[Collection entries]

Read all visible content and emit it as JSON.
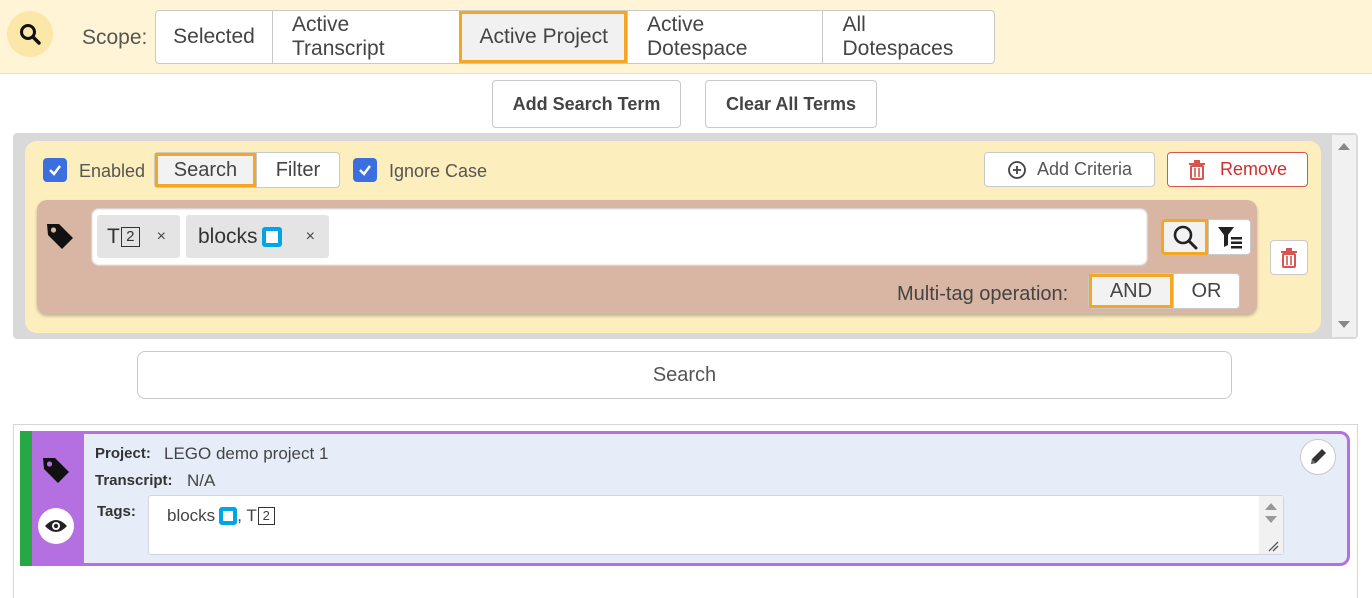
{
  "scope": {
    "label": "Scope:",
    "options": [
      "Selected",
      "Active Transcript",
      "Active Project",
      "Active Dotespace",
      "All Dotespaces"
    ],
    "selected": "Active Project"
  },
  "actions": {
    "add_term": "Add Search Term",
    "clear_terms": "Clear All Terms"
  },
  "criteria": {
    "enabled_label": "Enabled",
    "mode_options": [
      "Search",
      "Filter"
    ],
    "mode_selected": "Search",
    "ignore_case_label": "Ignore Case",
    "add_criteria": "Add Criteria",
    "remove": "Remove",
    "tags": [
      {
        "text": "T",
        "badge": "2"
      },
      {
        "text": "blocks",
        "badge": ""
      }
    ],
    "remove_chip": "×",
    "multi_tag_label": "Multi-tag operation:",
    "multi_tag_options": [
      "AND",
      "OR"
    ],
    "multi_tag_selected": "AND"
  },
  "search_button": "Search",
  "result": {
    "project_label": "Project:",
    "project_value": "LEGO demo project 1",
    "transcript_label": "Transcript:",
    "transcript_value": "N/A",
    "tags_label": "Tags:",
    "tags_text_1": "blocks",
    "tags_sep": ", T",
    "tags_badge": "2"
  },
  "colors": {
    "accent_orange": "#f5a623",
    "checkbox_blue": "#3b6fe0",
    "status_green": "#28a745",
    "result_purple": "#b46fe0",
    "danger_red": "#d9534f"
  }
}
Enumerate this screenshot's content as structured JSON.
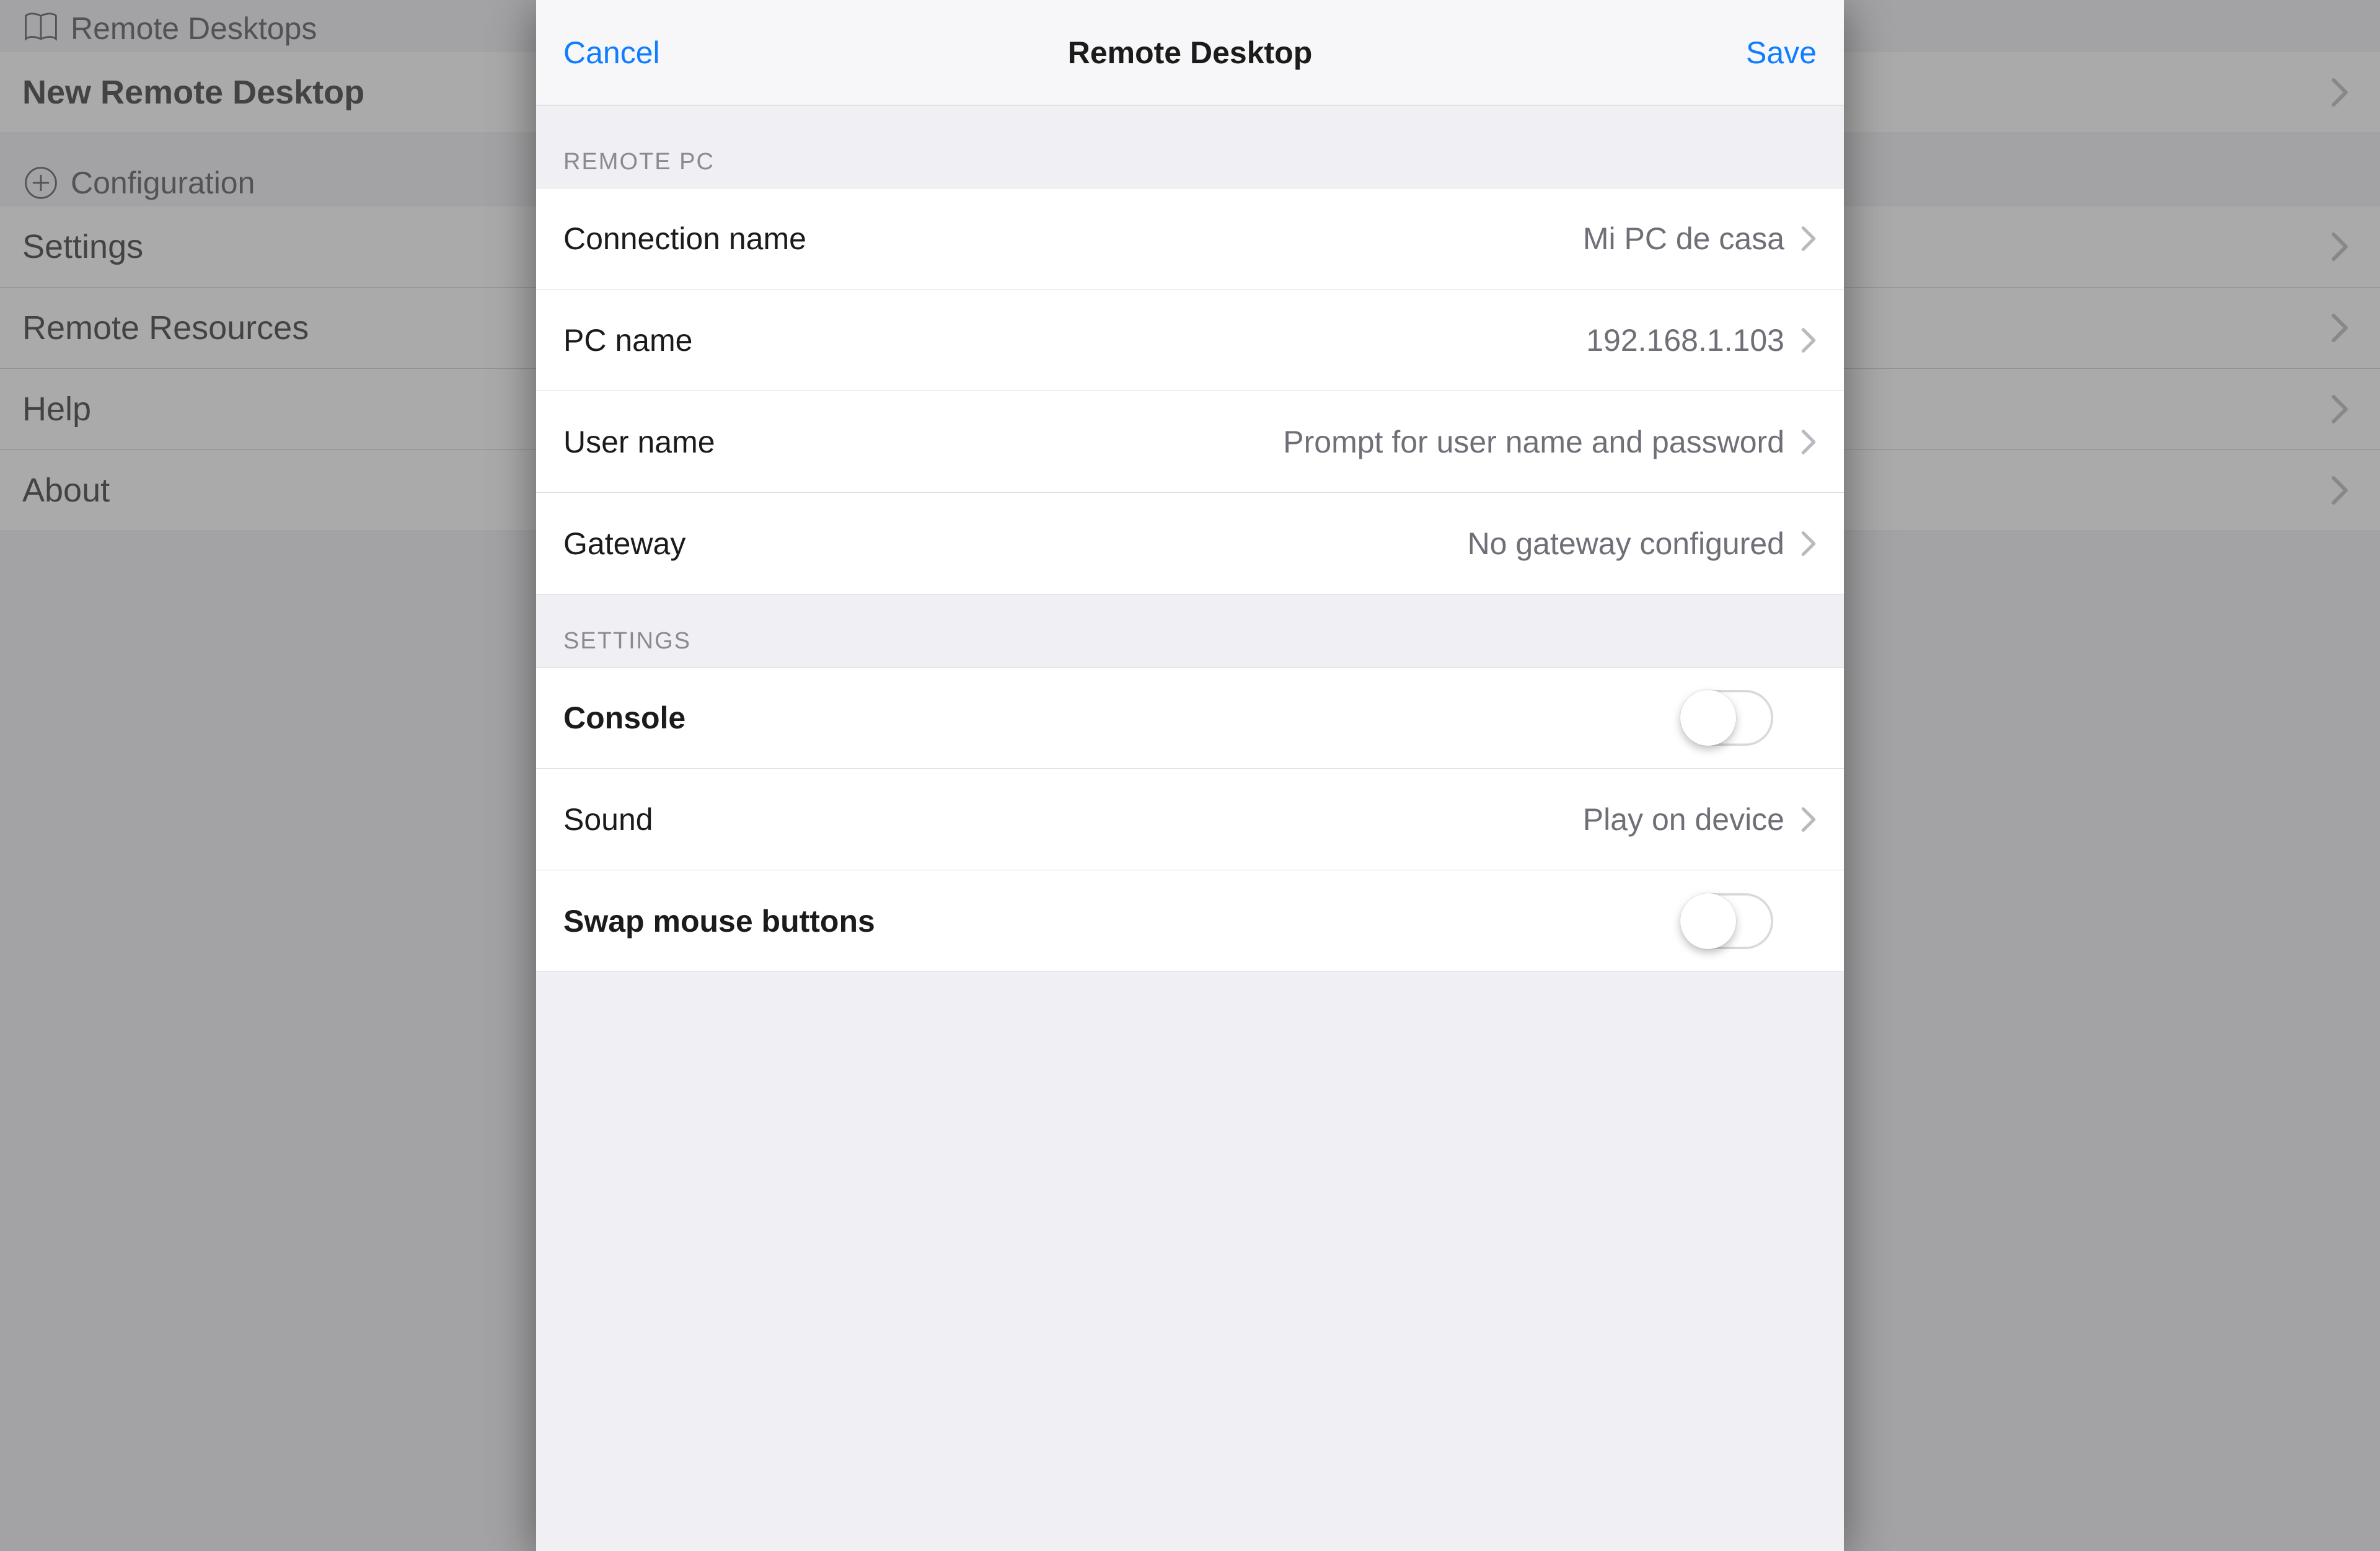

### What needs to be done
Among the entries above, identify all lines with "Search" and copy them.

### Correct response
    "add_term": "Add Search Term",
      "Search",
    "mode_selected": "Search",
  "search_button": "Search",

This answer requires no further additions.